* What needs to be done:
Find the number of lines in these records where the word "JSON" appears. Reply with that number and nothing more.

[begin Excerpted records]

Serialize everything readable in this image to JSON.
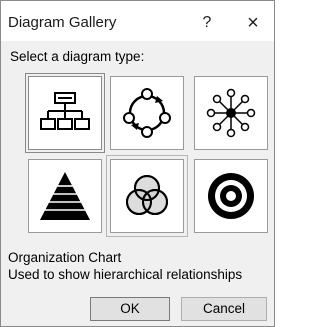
{
  "dialog": {
    "title": "Diagram Gallery",
    "help_label": "?",
    "close_label": "×",
    "prompt": "Select a diagram type:",
    "diagram_types": [
      {
        "icon": "organization-chart-icon"
      },
      {
        "icon": "cycle-diagram-icon"
      },
      {
        "icon": "radial-diagram-icon"
      },
      {
        "icon": "pyramid-diagram-icon"
      },
      {
        "icon": "venn-diagram-icon"
      },
      {
        "icon": "target-diagram-icon"
      }
    ],
    "selected_name": "Organization Chart",
    "selected_description": "Used to show hierarchical relationships",
    "ok_label": "OK",
    "cancel_label": "Cancel"
  }
}
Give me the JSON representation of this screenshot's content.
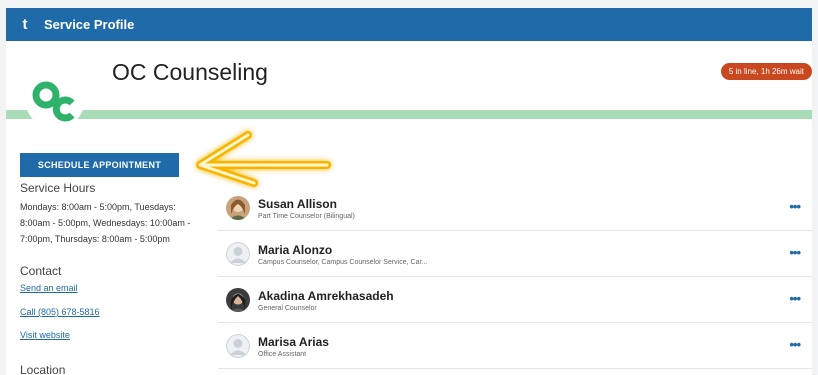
{
  "topbar": {
    "logo": "t",
    "title": "Service Profile"
  },
  "header": {
    "title": "OC Counseling",
    "wait_badge": "5 in line, 1h 26m wait"
  },
  "colors": {
    "brand_blue": "#1f6aa8",
    "accent_green": "#2fb36b",
    "badge_orange": "#c9481f",
    "arrow_yellow": "#f7b500"
  },
  "schedule_button": {
    "label": "SCHEDULE APPOINTMENT"
  },
  "service_hours": {
    "heading": "Service Hours",
    "lines": [
      "Mondays: 8:00am - 5:00pm, Tuesdays:",
      "8:00am - 5:00pm, Wednesdays: 10:00am -",
      "7:00pm, Thursdays: 8:00am - 5:00pm"
    ]
  },
  "contact": {
    "heading": "Contact",
    "email": "Send an email",
    "phone": "Call (805) 678-5816",
    "website": "Visit website"
  },
  "location": {
    "heading": "Location"
  },
  "staff": [
    {
      "name": "Susan Allison",
      "role": "Part Time Counselor (Bilingual)",
      "avatar": "photo-avatar"
    },
    {
      "name": "Maria Alonzo",
      "role": "Campus Counselor, Campus Counselor Service, Car...",
      "avatar": "default-avatar"
    },
    {
      "name": "Akadina Amrekhasadeh",
      "role": "General Counselor",
      "avatar": "photo-avatar"
    },
    {
      "name": "Marisa Arias",
      "role": "Office Assistant",
      "avatar": "default-avatar"
    }
  ],
  "more_icon": "•••"
}
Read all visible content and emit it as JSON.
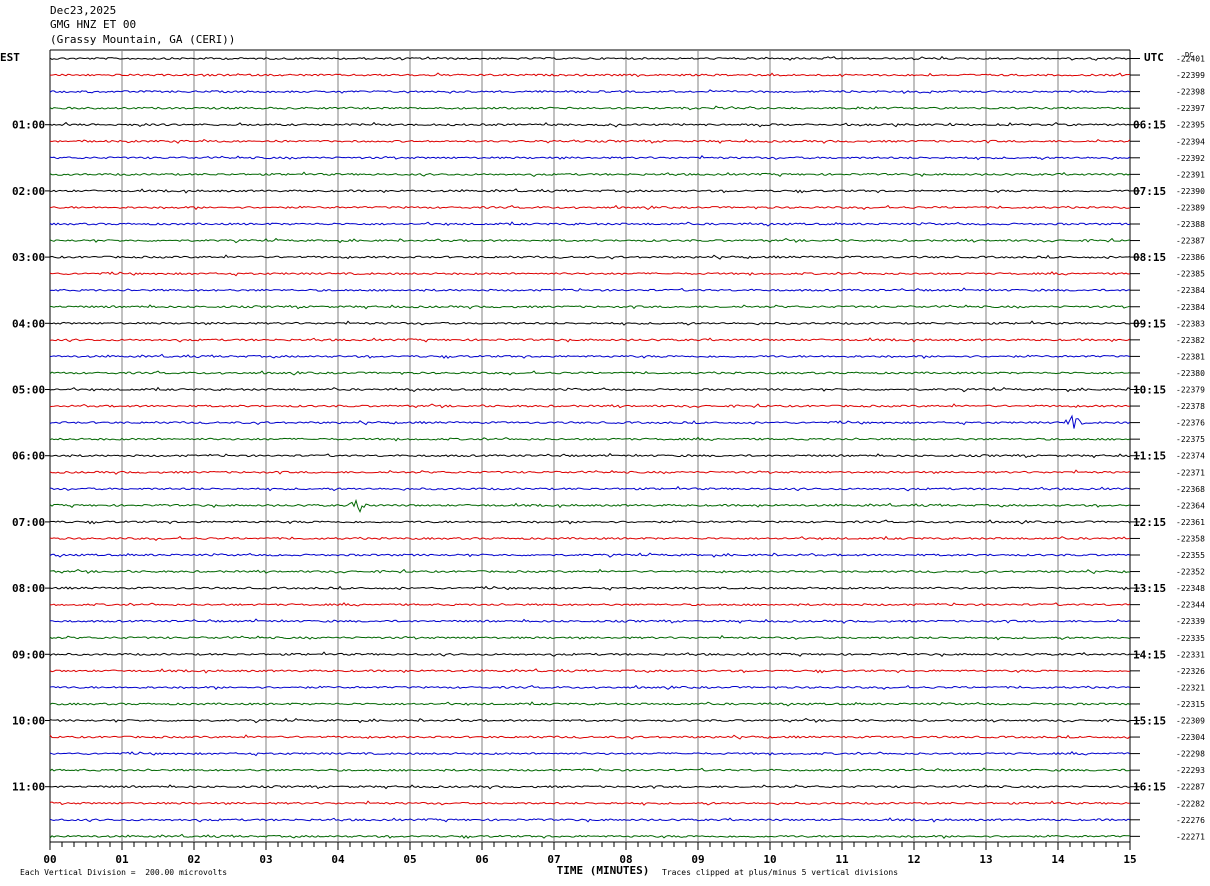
{
  "header": {
    "date": "Dec23,2025",
    "station": "GMG HNZ ET 00",
    "location": "(Grassy Mountain, GA (CERI))"
  },
  "chart_data": {
    "type": "line",
    "title": "",
    "xlabel": "TIME (MINUTES)",
    "xlim": [
      0,
      15
    ],
    "x_ticks": [
      "00",
      "01",
      "02",
      "03",
      "04",
      "05",
      "06",
      "07",
      "08",
      "09",
      "10",
      "11",
      "12",
      "13",
      "14",
      "15"
    ],
    "left_axis_title": "EST",
    "right_axis_title": "UTC",
    "dc_label": "DC",
    "est_hour_labels": [
      "01:00",
      "02:00",
      "03:00",
      "04:00",
      "05:00",
      "06:00",
      "07:00",
      "08:00",
      "09:00",
      "10:00",
      "11:00"
    ],
    "utc_hour_labels": [
      "06:15",
      "07:15",
      "08:15",
      "09:15",
      "10:15",
      "11:15",
      "12:15",
      "13:15",
      "14:15",
      "15:15",
      "16:15"
    ],
    "trace_colors": [
      "#000000",
      "#dd0000",
      "#0000cc",
      "#006600"
    ],
    "dc_offsets": [
      -22401,
      -22399,
      -22398,
      -22397,
      -22395,
      -22394,
      -22392,
      -22391,
      -22390,
      -22389,
      -22388,
      -22387,
      -22386,
      -22385,
      -22384,
      -22384,
      -22383,
      -22382,
      -22381,
      -22380,
      -22379,
      -22378,
      -22376,
      -22375,
      -22374,
      -22371,
      -22368,
      -22364,
      -22361,
      -22358,
      -22355,
      -22352,
      -22348,
      -22344,
      -22339,
      -22335,
      -22331,
      -22326,
      -22321,
      -22315,
      -22309,
      -22304,
      -22298,
      -22293,
      -22287,
      -22282,
      -22276,
      -22271
    ],
    "events": [
      {
        "trace": 22,
        "minute": 14.2
      },
      {
        "trace": 27,
        "minute": 4.3
      }
    ]
  },
  "footer": {
    "scale_note": "Each Vertical Division =  200.00 microvolts",
    "clip_note": "Traces clipped at plus/minus 5 vertical divisions"
  }
}
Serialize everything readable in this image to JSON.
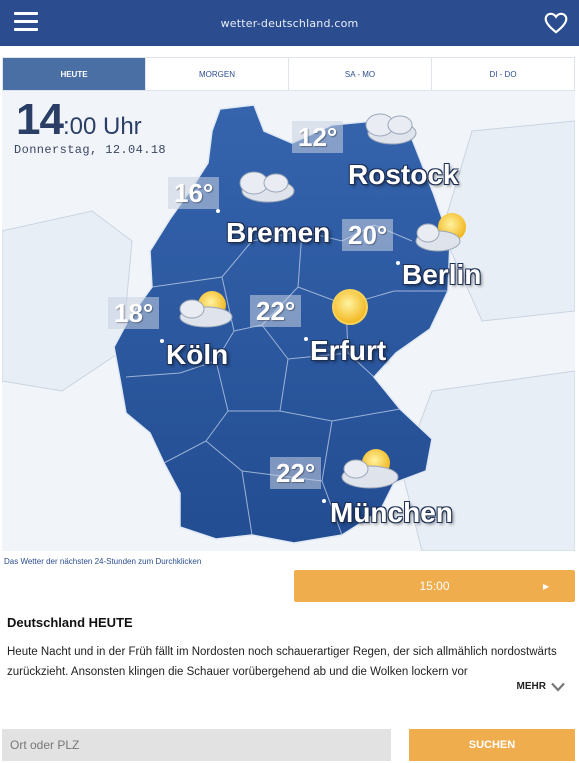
{
  "header": {
    "logo": "wetter-deutschland.com",
    "menu_icon": "hamburger-icon",
    "favorite_icon": "heart-icon"
  },
  "tabs": [
    {
      "label": "HEUTE",
      "active": true
    },
    {
      "label": "MORGEN",
      "active": false
    },
    {
      "label": "SA - MO",
      "active": false
    },
    {
      "label": "DI - DO",
      "active": false
    }
  ],
  "map": {
    "time_hour": "14",
    "time_rest": ":00 Uhr",
    "date": "Donnerstag, 12.04.18",
    "cities": [
      {
        "name": "Rostock",
        "temp": "12°",
        "weather": "cloudy-icon"
      },
      {
        "name": "Bremen",
        "temp": "16°",
        "weather": "cloudy-icon"
      },
      {
        "name": "Berlin",
        "temp": "20°",
        "weather": "partly-cloudy-icon"
      },
      {
        "name": "Köln",
        "temp": "18°",
        "weather": "partly-cloudy-icon"
      },
      {
        "name": "Erfurt",
        "temp": "22°",
        "weather": "sun-icon"
      },
      {
        "name": "München",
        "temp": "22°",
        "weather": "partly-cloudy-icon"
      }
    ],
    "colors": {
      "land": "#2c5aa0",
      "sea": "#eef3f8"
    }
  },
  "hint": "Das Wetter der nächsten 24-Stunden zum Durchklicken",
  "time_bar": {
    "label": "15:00",
    "arrow": "chevron-right-icon"
  },
  "section": {
    "title": "Deutschland HEUTE",
    "body": "Heute Nacht und in der Früh fällt im Nordosten noch schauerartiger Regen, der sich allmählich nordostwärts zurückzieht. Ansonsten klingen die Schauer vorübergehend ab und die Wolken lockern vor",
    "more_label": "MEHR"
  },
  "search": {
    "placeholder": "Ort oder PLZ",
    "button_label": "SUCHEN"
  },
  "accent_colors": {
    "brand": "#2b4d8f",
    "button": "#f0ad4e"
  }
}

[end Excerpted records]

* Exercise solution:
4